## START Raw data

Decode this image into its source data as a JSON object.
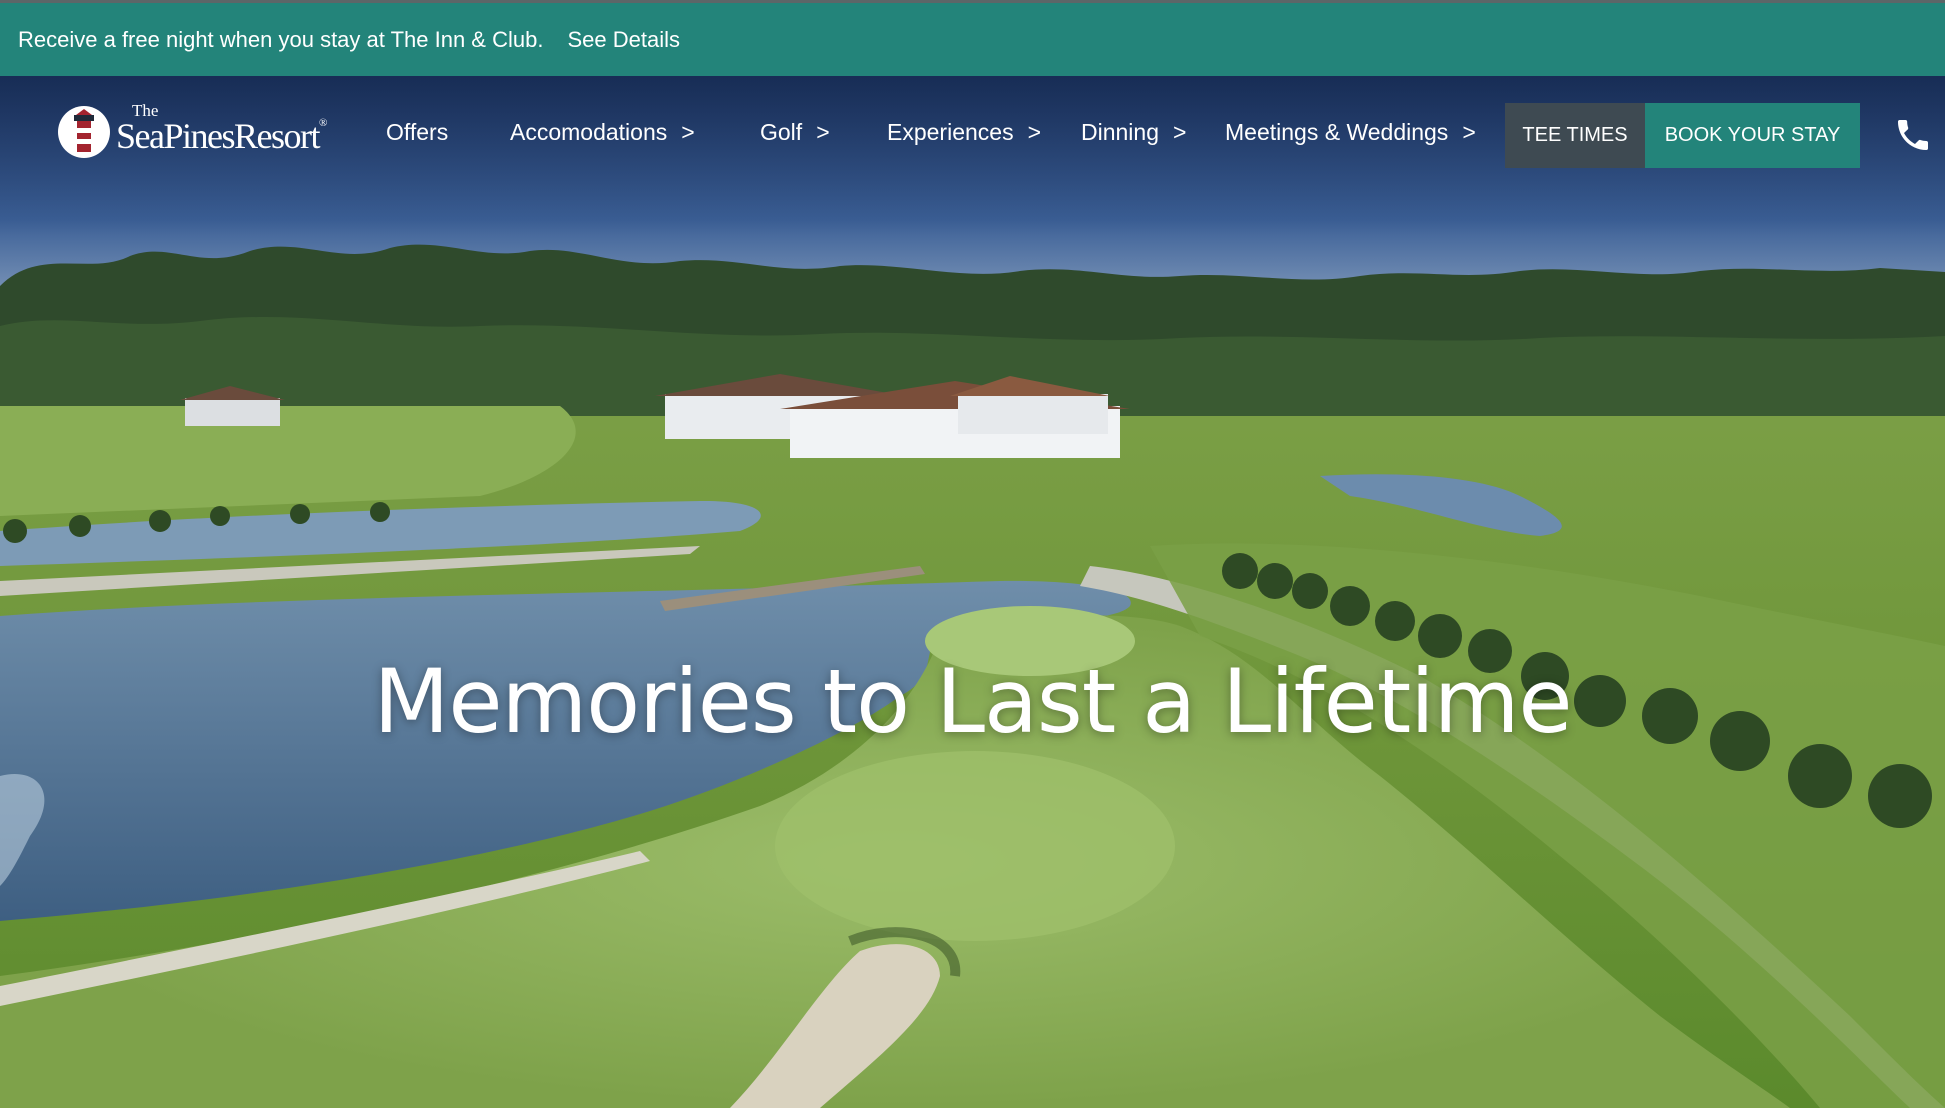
{
  "promo": {
    "text": "Receive a free night when you stay at The Inn & Club.",
    "link": "See Details"
  },
  "logo": {
    "the": "The",
    "name": "SeaPinesResort",
    "reg": "®"
  },
  "nav": {
    "items": [
      {
        "label": "Offers",
        "chevron": ""
      },
      {
        "label": "Accomodations",
        "chevron": ">"
      },
      {
        "label": "Golf",
        "chevron": ">"
      },
      {
        "label": "Experiences",
        "chevron": ">"
      },
      {
        "label": "Dinning",
        "chevron": ">"
      },
      {
        "label": "Meetings & Weddings",
        "chevron": ">"
      }
    ],
    "tee_times": "TEE TIMES",
    "book": "BOOK YOUR STAY",
    "phone_icon": "phone-icon"
  },
  "hero": {
    "headline": "Memories to Last a Lifetime"
  },
  "colors": {
    "brand_teal": "#23847a",
    "tee_button": "#3e4a52"
  }
}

## END Raw data

[Problem to work on] Extract every line of the data exactly; pictures stay out.

[Result for this exercise]
Decode this image into its source data as a JSON object.
{
  "promo": {
    "text": "Receive a free night when you stay at The Inn & Club.",
    "link": "See Details"
  },
  "logo": {
    "the": "The",
    "name": "SeaPinesResort",
    "reg": "®"
  },
  "nav": {
    "items": [
      {
        "label": "Offers",
        "chevron": ""
      },
      {
        "label": "Accomodations",
        "chevron": ">"
      },
      {
        "label": "Golf",
        "chevron": ">"
      },
      {
        "label": "Experiences",
        "chevron": ">"
      },
      {
        "label": "Dinning",
        "chevron": ">"
      },
      {
        "label": "Meetings & Weddings",
        "chevron": ">"
      }
    ],
    "tee_times": "TEE TIMES",
    "book": "BOOK YOUR STAY",
    "phone_icon": "phone-icon"
  },
  "hero": {
    "headline": "Memories to Last a Lifetime"
  },
  "colors": {
    "brand_teal": "#23847a",
    "tee_button": "#3e4a52"
  }
}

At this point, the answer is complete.